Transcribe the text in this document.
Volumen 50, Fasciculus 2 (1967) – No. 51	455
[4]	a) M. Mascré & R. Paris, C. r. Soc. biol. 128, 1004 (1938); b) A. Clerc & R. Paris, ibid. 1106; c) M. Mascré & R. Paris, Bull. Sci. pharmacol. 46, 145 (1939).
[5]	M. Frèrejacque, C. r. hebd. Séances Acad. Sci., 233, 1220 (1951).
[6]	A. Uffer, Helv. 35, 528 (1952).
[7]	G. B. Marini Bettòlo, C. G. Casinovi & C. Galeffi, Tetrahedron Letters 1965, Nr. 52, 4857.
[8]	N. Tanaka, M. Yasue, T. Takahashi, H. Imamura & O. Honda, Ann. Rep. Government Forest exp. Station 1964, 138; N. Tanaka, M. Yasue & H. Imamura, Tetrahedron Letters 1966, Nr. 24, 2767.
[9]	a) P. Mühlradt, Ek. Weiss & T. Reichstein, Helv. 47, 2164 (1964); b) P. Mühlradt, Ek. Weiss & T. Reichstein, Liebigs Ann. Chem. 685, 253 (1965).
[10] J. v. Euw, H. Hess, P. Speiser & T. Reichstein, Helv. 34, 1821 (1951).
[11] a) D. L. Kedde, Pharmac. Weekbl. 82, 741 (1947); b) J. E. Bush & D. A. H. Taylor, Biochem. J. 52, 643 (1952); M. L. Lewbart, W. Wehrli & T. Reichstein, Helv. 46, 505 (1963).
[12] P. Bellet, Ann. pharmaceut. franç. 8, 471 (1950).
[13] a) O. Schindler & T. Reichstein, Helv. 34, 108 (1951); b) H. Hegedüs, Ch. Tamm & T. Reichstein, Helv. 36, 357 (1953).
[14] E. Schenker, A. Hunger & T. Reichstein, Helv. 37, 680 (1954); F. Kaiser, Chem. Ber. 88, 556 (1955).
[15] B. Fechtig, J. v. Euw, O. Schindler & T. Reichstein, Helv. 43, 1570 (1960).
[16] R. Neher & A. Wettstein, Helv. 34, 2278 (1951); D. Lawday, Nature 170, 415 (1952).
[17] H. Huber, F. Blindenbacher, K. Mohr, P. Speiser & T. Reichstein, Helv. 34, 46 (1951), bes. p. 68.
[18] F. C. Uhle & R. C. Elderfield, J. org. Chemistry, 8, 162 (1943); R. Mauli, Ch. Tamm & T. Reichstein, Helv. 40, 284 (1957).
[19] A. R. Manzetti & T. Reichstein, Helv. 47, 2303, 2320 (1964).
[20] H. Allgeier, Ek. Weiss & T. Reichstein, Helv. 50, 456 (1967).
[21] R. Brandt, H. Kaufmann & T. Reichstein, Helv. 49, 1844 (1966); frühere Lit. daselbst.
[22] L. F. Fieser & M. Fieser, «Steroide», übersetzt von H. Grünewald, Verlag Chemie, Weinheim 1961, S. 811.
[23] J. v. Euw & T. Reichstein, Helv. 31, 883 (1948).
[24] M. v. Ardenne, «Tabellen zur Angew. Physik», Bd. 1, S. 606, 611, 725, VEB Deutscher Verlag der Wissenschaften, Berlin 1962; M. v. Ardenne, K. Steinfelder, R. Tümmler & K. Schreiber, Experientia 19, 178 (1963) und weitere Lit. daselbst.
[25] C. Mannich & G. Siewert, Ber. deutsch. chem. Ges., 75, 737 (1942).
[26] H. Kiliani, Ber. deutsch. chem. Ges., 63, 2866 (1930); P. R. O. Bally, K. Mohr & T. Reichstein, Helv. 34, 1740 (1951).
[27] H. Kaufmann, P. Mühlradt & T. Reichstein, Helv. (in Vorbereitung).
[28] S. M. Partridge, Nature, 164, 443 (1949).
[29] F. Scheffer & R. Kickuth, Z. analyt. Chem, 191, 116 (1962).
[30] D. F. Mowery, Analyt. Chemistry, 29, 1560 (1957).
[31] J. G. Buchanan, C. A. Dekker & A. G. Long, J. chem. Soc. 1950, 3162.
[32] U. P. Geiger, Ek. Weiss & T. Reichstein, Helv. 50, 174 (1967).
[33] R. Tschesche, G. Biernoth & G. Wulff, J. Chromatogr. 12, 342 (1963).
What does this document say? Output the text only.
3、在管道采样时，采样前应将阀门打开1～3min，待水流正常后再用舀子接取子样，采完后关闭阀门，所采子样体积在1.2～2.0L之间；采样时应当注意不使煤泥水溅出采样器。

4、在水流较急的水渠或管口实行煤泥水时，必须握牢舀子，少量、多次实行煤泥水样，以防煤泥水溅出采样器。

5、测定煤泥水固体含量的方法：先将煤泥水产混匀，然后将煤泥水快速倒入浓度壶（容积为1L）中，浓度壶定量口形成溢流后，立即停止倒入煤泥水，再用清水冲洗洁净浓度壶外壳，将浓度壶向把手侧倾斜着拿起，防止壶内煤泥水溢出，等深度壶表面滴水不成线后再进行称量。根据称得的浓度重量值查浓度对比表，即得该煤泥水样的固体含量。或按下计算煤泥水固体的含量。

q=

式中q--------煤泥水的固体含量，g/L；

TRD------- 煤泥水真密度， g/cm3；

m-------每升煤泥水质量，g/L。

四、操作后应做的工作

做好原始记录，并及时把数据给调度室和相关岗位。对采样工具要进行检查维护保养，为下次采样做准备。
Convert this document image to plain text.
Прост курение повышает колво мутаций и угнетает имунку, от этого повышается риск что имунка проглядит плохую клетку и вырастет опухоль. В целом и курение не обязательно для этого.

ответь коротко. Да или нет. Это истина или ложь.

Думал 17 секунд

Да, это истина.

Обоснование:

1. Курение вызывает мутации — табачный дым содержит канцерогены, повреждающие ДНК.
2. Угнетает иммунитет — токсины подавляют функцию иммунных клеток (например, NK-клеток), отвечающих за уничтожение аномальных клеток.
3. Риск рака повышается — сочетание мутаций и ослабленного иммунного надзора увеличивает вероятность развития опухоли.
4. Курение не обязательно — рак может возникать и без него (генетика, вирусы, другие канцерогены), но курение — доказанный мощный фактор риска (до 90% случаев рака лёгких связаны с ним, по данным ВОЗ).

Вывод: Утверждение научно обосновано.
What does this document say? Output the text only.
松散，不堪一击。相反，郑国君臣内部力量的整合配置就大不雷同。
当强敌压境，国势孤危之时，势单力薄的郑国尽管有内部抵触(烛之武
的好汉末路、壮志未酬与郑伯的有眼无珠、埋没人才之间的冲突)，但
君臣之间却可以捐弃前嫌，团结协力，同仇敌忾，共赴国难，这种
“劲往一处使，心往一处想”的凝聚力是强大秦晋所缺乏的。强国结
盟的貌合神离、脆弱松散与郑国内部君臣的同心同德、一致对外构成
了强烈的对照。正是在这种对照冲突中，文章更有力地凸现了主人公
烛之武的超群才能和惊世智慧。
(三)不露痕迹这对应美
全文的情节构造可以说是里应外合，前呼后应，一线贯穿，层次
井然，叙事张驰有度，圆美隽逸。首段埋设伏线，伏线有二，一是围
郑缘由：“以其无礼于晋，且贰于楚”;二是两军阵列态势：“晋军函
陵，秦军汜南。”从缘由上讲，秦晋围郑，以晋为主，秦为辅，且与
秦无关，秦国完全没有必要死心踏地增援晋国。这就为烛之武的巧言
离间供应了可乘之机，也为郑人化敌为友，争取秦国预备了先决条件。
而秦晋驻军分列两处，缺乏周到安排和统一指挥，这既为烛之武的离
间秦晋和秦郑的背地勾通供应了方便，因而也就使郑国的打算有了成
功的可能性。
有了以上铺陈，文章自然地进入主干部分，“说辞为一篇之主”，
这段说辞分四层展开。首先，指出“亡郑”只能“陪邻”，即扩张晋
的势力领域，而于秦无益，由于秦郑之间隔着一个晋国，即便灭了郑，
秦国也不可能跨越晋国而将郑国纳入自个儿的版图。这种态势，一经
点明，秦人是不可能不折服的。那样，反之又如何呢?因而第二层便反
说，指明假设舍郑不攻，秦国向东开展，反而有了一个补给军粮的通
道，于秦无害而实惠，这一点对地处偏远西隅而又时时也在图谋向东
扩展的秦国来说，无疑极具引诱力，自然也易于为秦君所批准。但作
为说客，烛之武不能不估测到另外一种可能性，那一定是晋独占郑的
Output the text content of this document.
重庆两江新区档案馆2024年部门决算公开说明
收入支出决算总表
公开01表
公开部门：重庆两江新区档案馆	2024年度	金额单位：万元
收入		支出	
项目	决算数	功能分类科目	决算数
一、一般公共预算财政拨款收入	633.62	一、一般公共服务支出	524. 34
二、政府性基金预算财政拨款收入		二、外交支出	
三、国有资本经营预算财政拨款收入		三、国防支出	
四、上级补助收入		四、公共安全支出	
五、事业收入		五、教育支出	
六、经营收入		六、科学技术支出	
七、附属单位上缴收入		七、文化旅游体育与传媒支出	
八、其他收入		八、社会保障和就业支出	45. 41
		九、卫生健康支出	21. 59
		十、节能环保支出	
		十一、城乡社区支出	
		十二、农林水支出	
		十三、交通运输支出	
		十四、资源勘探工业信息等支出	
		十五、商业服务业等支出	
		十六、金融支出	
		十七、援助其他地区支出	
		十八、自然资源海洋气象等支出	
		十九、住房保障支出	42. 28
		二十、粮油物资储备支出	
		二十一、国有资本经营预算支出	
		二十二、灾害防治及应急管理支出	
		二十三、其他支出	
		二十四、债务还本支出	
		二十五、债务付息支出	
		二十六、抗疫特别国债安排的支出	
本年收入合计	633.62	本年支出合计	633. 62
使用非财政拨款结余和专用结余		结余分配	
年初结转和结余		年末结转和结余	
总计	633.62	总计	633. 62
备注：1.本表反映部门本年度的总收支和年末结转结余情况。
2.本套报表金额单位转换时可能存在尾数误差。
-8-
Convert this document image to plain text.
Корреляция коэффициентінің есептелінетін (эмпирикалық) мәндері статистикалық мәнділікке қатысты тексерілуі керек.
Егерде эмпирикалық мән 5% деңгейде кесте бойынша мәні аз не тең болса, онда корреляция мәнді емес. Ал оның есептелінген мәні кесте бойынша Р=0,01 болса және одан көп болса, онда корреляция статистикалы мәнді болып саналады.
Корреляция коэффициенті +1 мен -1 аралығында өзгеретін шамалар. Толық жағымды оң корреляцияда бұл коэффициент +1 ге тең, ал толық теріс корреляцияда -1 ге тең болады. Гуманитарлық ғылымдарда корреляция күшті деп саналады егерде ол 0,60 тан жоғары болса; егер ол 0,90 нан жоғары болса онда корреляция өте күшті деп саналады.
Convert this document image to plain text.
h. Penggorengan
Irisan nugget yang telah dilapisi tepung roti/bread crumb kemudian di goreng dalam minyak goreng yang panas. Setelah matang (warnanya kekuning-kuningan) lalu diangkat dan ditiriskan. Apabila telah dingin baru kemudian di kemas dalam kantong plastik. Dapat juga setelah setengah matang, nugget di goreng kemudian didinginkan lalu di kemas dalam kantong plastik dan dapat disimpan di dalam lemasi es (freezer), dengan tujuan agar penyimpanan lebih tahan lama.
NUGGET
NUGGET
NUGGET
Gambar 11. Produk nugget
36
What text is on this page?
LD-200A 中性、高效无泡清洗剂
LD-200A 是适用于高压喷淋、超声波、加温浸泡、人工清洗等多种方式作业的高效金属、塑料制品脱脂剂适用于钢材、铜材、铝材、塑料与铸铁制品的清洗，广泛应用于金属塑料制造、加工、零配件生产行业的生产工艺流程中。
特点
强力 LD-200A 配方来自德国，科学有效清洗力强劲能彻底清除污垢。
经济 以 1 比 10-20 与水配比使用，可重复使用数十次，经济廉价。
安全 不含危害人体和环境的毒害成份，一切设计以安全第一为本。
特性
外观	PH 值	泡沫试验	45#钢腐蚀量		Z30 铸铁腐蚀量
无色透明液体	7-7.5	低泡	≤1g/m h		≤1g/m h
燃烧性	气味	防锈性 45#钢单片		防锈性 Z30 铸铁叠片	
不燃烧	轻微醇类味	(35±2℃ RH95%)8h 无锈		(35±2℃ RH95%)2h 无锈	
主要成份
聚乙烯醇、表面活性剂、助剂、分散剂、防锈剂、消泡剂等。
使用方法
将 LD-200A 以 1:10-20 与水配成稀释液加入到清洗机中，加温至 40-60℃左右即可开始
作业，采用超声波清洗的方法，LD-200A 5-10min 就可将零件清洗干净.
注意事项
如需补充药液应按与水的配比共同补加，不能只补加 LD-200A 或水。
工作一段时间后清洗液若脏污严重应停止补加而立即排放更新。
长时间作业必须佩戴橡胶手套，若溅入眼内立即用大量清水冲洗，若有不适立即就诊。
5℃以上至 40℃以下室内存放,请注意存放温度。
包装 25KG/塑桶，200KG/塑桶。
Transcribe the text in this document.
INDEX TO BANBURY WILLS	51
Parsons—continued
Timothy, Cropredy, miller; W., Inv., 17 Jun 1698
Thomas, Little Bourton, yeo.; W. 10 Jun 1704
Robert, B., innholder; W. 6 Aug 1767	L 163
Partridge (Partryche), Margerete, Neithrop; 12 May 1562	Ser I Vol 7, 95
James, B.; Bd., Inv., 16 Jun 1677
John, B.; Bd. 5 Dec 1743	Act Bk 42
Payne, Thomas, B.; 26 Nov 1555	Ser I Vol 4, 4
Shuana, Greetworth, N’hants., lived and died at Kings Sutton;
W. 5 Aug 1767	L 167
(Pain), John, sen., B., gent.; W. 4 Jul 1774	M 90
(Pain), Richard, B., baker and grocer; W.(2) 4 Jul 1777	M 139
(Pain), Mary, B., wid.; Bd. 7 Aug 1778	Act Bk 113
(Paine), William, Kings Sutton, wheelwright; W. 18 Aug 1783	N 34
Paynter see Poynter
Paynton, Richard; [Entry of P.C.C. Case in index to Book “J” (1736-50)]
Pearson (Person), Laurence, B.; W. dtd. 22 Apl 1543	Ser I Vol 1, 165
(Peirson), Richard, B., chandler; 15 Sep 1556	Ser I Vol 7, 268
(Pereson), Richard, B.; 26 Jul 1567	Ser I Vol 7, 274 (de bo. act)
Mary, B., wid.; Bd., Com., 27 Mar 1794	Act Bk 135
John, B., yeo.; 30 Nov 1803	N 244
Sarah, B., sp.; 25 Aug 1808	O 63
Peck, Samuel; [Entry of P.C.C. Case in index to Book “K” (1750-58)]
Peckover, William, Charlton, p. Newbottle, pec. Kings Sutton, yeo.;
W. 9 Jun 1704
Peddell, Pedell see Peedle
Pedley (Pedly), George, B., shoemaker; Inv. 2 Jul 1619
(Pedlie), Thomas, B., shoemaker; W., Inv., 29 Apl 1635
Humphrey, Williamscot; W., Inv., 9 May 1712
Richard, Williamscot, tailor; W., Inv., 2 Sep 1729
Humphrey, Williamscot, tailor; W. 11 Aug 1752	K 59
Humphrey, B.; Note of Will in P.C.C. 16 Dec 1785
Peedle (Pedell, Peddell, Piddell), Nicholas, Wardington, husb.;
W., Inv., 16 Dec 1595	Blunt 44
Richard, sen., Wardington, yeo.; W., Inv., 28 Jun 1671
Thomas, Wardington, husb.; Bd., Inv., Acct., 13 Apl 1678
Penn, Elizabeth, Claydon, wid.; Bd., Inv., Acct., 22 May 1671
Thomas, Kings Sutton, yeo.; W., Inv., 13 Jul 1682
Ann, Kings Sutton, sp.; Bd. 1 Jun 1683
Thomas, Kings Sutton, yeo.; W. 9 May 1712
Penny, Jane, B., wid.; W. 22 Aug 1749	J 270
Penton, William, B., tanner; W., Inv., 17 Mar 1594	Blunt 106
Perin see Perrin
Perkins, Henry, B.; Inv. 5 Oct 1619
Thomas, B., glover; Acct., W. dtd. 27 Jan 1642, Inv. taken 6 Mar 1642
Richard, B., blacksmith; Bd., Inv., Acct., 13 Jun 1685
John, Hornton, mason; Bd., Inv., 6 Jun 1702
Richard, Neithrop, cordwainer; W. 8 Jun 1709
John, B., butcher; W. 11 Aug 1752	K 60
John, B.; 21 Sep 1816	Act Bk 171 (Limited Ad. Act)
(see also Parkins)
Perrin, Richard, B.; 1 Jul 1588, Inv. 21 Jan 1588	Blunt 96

....................

In the entries above, find each line with the string "обязательно" and copy it.

Прост курение повышает колво мутаций и угнетает имунку, от этого повышается риск что имунка проглядит плохую клетку и вырастет опухоль. В целом и курение не обязательно для этого.
4. Курение не обязательно — рак может возникать и без него (генетика, вирусы, другие канцерогены), но курение — доказанный мощный фактор риска (до 90% случаев рака лёгких связаны с ним, по данным ВОЗ).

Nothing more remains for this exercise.